Entries with figure data
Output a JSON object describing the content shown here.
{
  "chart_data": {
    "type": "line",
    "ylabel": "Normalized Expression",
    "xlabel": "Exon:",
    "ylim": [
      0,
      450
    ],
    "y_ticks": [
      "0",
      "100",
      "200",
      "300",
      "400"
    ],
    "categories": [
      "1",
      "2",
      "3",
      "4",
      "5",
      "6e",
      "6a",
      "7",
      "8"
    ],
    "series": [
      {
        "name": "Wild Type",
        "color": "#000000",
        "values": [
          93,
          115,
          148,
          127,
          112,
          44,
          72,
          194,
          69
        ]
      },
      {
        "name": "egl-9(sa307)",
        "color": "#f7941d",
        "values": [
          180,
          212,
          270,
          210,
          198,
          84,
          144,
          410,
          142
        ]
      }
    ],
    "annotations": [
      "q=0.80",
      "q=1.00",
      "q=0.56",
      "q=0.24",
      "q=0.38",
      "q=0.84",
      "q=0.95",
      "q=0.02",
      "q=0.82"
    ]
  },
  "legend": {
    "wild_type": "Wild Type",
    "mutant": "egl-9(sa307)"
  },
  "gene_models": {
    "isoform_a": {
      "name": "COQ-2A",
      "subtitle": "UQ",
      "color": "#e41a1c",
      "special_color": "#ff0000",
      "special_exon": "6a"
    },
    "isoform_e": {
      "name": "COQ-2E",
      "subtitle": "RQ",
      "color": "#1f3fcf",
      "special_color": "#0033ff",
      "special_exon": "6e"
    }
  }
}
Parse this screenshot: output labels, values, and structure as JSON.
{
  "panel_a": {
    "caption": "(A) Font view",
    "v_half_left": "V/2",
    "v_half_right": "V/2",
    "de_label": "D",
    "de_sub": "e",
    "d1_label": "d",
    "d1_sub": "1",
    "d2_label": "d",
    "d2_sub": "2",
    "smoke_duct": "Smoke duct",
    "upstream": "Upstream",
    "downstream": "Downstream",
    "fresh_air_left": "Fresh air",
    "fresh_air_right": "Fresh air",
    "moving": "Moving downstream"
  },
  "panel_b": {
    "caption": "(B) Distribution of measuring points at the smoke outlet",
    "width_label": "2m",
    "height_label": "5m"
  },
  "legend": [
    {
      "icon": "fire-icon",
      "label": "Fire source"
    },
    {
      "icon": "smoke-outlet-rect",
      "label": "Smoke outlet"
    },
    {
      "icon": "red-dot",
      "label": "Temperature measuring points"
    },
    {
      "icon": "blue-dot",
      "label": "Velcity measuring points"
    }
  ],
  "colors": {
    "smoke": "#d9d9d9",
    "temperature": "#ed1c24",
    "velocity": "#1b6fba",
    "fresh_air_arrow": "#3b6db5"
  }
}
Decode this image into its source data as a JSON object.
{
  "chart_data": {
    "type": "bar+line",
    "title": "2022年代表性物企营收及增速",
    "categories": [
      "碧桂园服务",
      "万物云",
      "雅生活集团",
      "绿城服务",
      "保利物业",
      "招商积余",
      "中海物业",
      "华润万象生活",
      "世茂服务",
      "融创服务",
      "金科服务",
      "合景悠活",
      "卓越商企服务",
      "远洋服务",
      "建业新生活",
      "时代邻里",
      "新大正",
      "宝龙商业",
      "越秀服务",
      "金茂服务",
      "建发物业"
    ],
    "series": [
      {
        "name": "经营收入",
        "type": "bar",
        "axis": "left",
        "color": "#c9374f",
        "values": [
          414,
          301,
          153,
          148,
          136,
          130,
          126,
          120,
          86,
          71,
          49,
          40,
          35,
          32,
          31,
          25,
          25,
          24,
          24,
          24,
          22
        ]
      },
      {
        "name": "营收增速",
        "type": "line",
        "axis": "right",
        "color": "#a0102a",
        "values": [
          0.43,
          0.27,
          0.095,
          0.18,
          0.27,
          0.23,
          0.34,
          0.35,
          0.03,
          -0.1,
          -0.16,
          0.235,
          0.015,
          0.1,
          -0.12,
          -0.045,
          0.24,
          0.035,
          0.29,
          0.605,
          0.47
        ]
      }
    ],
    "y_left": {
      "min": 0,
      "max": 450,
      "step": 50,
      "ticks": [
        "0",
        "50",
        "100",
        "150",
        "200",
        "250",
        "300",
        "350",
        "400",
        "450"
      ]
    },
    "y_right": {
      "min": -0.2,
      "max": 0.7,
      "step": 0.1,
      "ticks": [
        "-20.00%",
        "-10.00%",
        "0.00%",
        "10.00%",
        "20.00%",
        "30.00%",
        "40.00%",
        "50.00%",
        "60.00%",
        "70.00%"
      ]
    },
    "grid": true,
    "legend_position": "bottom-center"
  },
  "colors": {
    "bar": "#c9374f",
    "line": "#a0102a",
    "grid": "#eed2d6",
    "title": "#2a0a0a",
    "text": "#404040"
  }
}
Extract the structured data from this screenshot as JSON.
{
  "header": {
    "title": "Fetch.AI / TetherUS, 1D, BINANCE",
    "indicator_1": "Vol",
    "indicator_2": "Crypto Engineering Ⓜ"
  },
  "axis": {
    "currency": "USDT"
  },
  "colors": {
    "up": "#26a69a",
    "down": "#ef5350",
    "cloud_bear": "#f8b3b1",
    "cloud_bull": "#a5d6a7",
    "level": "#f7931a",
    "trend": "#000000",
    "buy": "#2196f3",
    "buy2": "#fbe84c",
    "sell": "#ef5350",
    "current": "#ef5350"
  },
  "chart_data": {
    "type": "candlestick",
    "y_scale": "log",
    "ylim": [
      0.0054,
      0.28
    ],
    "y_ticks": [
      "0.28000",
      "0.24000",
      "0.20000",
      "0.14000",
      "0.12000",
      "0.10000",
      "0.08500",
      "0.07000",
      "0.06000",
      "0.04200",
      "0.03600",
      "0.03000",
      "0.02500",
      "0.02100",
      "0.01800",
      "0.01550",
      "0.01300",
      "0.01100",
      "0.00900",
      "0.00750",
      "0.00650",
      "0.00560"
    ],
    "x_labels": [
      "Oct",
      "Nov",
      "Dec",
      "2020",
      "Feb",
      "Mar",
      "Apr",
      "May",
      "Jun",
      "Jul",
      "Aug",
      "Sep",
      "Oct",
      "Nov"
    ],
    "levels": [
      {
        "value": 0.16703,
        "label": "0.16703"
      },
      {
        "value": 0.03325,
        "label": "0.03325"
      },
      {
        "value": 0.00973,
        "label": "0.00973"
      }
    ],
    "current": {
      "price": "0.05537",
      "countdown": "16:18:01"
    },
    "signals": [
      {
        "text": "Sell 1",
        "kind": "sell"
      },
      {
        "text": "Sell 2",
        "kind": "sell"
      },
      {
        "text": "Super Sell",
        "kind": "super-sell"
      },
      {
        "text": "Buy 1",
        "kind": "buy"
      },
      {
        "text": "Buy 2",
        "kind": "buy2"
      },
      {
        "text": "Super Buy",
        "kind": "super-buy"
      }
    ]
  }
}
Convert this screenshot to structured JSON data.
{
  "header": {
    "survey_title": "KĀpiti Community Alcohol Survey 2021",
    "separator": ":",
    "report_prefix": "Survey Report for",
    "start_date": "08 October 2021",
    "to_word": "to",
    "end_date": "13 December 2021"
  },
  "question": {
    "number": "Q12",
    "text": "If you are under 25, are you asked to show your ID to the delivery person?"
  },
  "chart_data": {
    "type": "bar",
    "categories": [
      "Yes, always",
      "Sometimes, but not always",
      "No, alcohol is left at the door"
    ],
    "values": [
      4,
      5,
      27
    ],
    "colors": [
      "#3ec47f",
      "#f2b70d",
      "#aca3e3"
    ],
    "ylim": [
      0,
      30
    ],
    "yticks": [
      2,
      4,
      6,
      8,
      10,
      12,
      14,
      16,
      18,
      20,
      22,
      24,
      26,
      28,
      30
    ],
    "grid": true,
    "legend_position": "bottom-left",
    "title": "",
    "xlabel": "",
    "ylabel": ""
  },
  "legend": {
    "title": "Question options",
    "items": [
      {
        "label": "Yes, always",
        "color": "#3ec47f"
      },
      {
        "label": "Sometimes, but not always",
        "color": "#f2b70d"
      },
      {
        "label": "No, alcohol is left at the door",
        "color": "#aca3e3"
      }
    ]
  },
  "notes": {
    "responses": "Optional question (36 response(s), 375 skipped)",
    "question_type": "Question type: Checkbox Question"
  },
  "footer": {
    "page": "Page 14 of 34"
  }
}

Stated exercise | From the listing, tally every line with the word "structured" in it and give only the tally.

Solution to the problem | 2